Collection entries
-=-=-=-=-

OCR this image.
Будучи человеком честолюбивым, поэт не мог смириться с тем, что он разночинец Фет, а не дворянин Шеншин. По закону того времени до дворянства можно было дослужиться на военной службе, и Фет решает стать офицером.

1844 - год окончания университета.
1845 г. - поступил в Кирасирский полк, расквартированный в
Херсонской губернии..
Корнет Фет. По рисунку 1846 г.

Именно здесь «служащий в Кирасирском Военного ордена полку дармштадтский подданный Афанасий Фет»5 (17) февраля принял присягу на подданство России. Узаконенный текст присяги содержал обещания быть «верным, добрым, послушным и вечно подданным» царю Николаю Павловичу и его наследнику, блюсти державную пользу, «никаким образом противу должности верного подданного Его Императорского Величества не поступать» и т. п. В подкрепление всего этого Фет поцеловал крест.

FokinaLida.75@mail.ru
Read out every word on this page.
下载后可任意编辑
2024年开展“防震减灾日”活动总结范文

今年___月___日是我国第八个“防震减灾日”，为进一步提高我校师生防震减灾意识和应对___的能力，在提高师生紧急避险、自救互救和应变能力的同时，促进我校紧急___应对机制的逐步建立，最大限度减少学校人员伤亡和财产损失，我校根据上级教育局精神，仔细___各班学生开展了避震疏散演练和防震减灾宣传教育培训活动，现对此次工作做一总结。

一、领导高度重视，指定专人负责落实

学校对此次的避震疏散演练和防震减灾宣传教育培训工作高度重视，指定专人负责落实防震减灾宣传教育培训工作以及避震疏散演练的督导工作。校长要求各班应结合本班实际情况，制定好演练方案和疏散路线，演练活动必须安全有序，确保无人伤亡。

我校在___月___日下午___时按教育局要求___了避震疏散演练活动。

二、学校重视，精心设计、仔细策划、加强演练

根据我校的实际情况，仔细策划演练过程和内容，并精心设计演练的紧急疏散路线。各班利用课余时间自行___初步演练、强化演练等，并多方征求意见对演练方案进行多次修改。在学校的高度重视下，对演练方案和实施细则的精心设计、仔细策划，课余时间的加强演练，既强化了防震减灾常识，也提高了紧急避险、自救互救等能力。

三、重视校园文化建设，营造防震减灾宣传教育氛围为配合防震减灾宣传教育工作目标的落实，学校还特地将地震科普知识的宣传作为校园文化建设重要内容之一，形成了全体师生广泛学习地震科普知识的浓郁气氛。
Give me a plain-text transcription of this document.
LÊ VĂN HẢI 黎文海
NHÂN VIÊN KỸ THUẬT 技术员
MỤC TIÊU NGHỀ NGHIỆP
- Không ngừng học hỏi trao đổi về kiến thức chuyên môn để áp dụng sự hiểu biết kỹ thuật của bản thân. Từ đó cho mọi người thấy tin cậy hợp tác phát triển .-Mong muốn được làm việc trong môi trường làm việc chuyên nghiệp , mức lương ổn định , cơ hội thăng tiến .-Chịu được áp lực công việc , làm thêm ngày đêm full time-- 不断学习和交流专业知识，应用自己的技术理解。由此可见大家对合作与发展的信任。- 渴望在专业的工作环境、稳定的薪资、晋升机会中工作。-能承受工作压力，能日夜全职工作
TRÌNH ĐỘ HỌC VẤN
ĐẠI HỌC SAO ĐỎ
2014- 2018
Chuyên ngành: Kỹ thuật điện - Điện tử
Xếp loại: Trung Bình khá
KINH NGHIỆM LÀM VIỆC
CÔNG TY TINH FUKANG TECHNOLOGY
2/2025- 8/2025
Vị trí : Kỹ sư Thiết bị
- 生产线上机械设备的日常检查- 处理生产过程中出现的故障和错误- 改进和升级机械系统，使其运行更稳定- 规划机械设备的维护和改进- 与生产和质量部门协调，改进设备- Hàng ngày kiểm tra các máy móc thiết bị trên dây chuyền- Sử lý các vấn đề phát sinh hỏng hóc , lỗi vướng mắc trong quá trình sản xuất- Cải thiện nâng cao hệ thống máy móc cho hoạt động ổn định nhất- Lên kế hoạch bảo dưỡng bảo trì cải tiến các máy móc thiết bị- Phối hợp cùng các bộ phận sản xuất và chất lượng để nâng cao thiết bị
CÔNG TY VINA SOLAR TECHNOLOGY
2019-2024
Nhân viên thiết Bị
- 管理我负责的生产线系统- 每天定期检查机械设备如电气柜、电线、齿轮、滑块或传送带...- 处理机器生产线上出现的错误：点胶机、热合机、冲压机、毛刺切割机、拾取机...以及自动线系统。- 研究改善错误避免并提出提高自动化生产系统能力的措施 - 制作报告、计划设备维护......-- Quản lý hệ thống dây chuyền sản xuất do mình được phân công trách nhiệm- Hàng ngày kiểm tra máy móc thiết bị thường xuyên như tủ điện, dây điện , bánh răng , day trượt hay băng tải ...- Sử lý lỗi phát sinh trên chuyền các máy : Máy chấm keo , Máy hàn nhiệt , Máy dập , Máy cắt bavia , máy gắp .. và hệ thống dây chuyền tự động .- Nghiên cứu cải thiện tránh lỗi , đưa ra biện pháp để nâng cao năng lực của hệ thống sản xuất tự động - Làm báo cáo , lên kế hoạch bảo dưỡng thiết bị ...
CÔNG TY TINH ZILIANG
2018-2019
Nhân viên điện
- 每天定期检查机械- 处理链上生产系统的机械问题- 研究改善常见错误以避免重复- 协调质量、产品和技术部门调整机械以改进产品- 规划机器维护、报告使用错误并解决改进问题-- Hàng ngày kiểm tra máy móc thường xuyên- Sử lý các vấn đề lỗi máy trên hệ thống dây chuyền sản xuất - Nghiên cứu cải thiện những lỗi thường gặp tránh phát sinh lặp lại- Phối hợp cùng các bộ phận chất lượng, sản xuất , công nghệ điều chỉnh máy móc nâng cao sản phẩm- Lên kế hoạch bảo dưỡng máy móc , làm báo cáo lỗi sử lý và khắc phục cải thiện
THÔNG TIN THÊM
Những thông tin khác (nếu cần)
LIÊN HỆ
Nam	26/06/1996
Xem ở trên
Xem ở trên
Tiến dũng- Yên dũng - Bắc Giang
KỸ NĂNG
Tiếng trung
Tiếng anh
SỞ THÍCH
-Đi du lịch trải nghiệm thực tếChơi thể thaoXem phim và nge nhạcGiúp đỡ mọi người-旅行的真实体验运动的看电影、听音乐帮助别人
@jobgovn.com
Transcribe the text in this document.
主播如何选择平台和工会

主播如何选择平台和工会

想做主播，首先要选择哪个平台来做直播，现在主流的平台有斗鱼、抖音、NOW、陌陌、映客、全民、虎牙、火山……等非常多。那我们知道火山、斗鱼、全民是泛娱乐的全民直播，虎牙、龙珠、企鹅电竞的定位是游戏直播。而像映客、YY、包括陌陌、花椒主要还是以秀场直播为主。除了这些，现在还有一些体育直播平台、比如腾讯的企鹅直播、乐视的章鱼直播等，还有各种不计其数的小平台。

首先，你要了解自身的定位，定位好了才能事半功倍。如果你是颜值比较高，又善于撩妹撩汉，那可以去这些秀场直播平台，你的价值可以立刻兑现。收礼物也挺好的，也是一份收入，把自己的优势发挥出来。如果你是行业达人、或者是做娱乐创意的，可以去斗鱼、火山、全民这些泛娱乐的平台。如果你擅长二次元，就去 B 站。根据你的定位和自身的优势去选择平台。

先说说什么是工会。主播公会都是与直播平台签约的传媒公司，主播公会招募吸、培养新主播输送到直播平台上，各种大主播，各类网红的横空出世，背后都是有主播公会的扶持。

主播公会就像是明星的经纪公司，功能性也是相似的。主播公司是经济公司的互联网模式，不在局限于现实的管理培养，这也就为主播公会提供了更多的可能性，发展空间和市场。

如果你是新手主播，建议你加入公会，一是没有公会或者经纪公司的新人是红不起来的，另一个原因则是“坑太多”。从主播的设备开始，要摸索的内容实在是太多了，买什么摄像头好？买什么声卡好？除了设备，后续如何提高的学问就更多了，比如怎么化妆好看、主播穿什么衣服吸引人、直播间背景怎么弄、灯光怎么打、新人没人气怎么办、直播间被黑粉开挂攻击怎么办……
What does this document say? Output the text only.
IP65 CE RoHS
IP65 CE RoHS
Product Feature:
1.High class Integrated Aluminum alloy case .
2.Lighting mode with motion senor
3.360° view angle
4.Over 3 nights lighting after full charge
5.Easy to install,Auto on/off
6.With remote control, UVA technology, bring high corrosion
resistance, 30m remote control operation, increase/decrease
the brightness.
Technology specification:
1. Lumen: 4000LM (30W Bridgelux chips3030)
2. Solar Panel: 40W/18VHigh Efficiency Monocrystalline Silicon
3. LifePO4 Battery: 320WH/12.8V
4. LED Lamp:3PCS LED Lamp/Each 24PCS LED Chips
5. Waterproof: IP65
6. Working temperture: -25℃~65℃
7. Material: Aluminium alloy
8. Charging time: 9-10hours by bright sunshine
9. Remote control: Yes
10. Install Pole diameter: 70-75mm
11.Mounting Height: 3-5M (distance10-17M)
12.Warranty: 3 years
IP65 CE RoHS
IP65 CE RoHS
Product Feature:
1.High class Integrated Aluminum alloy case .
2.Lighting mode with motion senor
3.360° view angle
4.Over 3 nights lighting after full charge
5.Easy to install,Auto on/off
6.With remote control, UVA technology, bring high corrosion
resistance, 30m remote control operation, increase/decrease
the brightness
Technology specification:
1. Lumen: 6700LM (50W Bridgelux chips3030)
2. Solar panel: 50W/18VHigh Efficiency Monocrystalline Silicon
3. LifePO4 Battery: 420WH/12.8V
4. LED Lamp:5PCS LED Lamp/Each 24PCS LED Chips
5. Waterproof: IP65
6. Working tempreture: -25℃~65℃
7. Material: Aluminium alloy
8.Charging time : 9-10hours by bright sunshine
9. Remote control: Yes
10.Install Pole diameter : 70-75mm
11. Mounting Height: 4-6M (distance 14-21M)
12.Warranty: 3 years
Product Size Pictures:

-=-=-=-=-

WORK REQUIRED
Extract each line holding the word "Hàng" from the records.

EXERCISE SOLUTION
- 生产线上机械设备的日常检查- 处理生产过程中出现的故障和错误- 改进和升级机械系统，使其运行更稳定- 规划机械设备的维护和改进- 与生产和质量部门协调，改进设备- Hàng ngày kiểm tra các máy móc thiết bị trên dây chuyền- Sử lý các vấn đề phát sinh hỏng hóc , lỗi vướng mắc trong quá trình sản xuất- Cải thiện nâng cao hệ thống máy móc cho hoạt động ổn định nhất- Lên kế hoạch bảo dưỡng bảo trì cải tiến các máy móc thiết bị- Phối hợp cùng các bộ phận sản xuất và chất lượng để nâng cao thiết bị
- 管理我负责的生产线系统- 每天定期检查机械设备如电气柜、电线、齿轮、滑块或传送带...- 处理机器生产线上出现的错误：点胶机、热合机、冲压机、毛刺切割机、拾取机...以及自动线系统。- 研究改善错误避免并提出提高自动化生产系统能力的措施 - 制作报告、计划设备维护......-- Quản lý hệ thống dây chuyền sản xuất do mình được phân công trách nhiệm- Hàng ngày kiểm tra máy móc thiết bị thường xuyên như tủ điện, dây điện , bánh răng , day trượt hay băng tải ...- Sử lý lỗi phát sinh trên chuyền các máy : Máy chấm keo , Máy hàn nhiệt , Máy dập , Máy cắt bavia , máy gắp .. và hệ thống dây chuyền tự động .- Nghiên cứu cải thiện tránh lỗi , đưa ra biện pháp để nâng cao năng lực của hệ thống sản xuất tự động - Làm báo cáo , lên kế hoạch bảo dưỡng thiết bị ...
- 每天定期检查机械- 处理链上生产系统的机械问题- 研究改善常见错误以避免重复- 协调质量、产品和技术部门调整机械以改进产品- 规划机器维护、报告使用错误并解决改进问题-- Hàng ngày kiểm tra máy móc thường xuyên- Sử lý các vấn đề lỗi máy trên hệ thống dây chuyền sản xuất - Nghiên cứu cải thiện những lỗi thường gặp tránh phát sinh lặp lại- Phối hợp cùng các bộ phận chất lượng, sản xuất , công nghệ điều chỉnh máy móc nâng cao sản phẩm- Lên kế hoạch bảo dưỡng máy móc , làm báo cáo lỗi sử lý và khắc phục cải thiện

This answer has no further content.